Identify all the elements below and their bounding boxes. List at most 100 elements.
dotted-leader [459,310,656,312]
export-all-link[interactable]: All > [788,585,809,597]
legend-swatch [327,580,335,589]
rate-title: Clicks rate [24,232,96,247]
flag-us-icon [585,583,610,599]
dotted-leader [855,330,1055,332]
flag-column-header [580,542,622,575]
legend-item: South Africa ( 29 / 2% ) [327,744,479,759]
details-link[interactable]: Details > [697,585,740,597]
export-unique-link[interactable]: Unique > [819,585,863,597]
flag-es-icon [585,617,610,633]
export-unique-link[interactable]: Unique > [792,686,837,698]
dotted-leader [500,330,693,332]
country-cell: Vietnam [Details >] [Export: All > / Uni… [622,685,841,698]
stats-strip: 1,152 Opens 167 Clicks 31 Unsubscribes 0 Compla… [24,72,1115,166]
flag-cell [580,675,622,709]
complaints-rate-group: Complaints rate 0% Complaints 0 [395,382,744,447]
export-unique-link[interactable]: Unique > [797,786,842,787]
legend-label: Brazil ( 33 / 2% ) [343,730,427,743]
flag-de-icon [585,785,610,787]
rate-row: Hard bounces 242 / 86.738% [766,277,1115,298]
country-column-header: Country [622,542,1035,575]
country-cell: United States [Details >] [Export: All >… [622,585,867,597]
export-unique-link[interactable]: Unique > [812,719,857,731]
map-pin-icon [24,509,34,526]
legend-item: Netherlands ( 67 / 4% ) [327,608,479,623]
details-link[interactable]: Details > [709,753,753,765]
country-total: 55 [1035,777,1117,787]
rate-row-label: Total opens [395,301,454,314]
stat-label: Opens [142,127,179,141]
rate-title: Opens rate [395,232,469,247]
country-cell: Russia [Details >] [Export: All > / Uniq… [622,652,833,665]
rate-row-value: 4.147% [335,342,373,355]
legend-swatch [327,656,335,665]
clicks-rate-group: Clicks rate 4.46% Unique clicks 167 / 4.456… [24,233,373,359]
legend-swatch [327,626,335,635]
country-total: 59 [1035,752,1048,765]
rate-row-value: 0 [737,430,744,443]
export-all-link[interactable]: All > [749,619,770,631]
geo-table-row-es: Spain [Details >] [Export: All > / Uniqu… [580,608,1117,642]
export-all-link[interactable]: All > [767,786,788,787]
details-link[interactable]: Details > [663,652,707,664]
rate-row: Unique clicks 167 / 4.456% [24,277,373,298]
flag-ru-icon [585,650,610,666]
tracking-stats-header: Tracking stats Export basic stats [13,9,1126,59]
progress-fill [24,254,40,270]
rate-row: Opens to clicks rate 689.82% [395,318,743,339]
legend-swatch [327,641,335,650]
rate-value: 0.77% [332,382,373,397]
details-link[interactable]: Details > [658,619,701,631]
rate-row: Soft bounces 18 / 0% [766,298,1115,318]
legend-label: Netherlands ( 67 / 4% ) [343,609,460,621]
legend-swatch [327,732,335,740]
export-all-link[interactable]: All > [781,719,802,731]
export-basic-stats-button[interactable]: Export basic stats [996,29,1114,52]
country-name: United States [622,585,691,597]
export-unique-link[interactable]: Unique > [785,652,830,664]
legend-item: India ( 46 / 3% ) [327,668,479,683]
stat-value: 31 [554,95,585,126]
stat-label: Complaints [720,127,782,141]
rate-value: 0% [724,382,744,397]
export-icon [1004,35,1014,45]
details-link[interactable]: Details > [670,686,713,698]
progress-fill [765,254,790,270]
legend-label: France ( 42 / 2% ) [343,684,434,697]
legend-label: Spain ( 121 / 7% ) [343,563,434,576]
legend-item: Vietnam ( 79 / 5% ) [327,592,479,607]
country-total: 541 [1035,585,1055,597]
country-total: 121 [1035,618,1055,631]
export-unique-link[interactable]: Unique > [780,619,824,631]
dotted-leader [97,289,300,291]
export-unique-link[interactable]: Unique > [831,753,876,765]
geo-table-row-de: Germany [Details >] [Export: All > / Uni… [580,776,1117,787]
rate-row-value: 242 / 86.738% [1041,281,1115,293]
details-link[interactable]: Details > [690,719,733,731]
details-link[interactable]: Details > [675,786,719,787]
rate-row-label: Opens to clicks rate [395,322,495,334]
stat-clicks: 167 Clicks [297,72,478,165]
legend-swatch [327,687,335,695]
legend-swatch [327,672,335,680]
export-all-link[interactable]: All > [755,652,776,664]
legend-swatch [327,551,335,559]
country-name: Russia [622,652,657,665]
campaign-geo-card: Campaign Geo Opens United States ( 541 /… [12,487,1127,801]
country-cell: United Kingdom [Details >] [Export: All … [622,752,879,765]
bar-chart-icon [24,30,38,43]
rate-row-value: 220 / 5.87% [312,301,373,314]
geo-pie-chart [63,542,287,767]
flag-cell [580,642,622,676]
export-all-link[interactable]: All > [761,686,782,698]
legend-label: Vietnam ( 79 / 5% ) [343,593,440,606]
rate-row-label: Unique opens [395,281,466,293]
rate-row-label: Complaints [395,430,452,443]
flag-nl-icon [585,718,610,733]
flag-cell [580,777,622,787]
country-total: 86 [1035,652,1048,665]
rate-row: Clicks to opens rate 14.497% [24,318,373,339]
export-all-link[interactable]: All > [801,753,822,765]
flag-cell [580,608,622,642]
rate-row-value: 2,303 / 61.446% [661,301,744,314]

EXERCISE DIRECTIONS: Rename every occurrence of "dotted-leader" to "dotted-rule" in the part of the entries that opens with the first line and closes with the line containing "country-cell: United States", and give that part again with nothing else changed.

OUTPUT FOR THIS EXERCISE:
Identify all the elements below and their bounding boxes. List at most 100 elements.
dotted-rule [459,310,656,312]
export-all-link[interactable]: All > [788,585,809,597]
legend-swatch [327,580,335,589]
rate-title: Clicks rate [24,232,96,247]
flag-us-icon [585,583,610,599]
dotted-rule [855,330,1055,332]
flag-column-header [580,542,622,575]
legend-item: South Africa ( 29 / 2% ) [327,744,479,759]
details-link[interactable]: Details > [697,585,740,597]
export-unique-link[interactable]: Unique > [819,585,863,597]
flag-es-icon [585,617,610,633]
export-unique-link[interactable]: Unique > [792,686,837,698]
dotted-rule [500,330,693,332]
country-cell: Vietnam [Details >] [Export: All > / Uni… [622,685,841,698]
stats-strip: 1,152 Opens 167 Clicks 31 Unsubscribes 0 Compla… [24,72,1115,166]
flag-cell [580,675,622,709]
complaints-rate-group: Complaints rate 0% Complaints 0 [395,382,744,447]
export-unique-link[interactable]: Unique > [797,786,842,787]
legend-label: Brazil ( 33 / 2% ) [343,730,427,743]
flag-de-icon [585,785,610,787]
rate-row: Hard bounces 242 / 86.738% [766,277,1115,298]
country-column-header: Country [622,542,1035,575]
country-cell: United States [Details >] [Export: All >… [622,585,867,597]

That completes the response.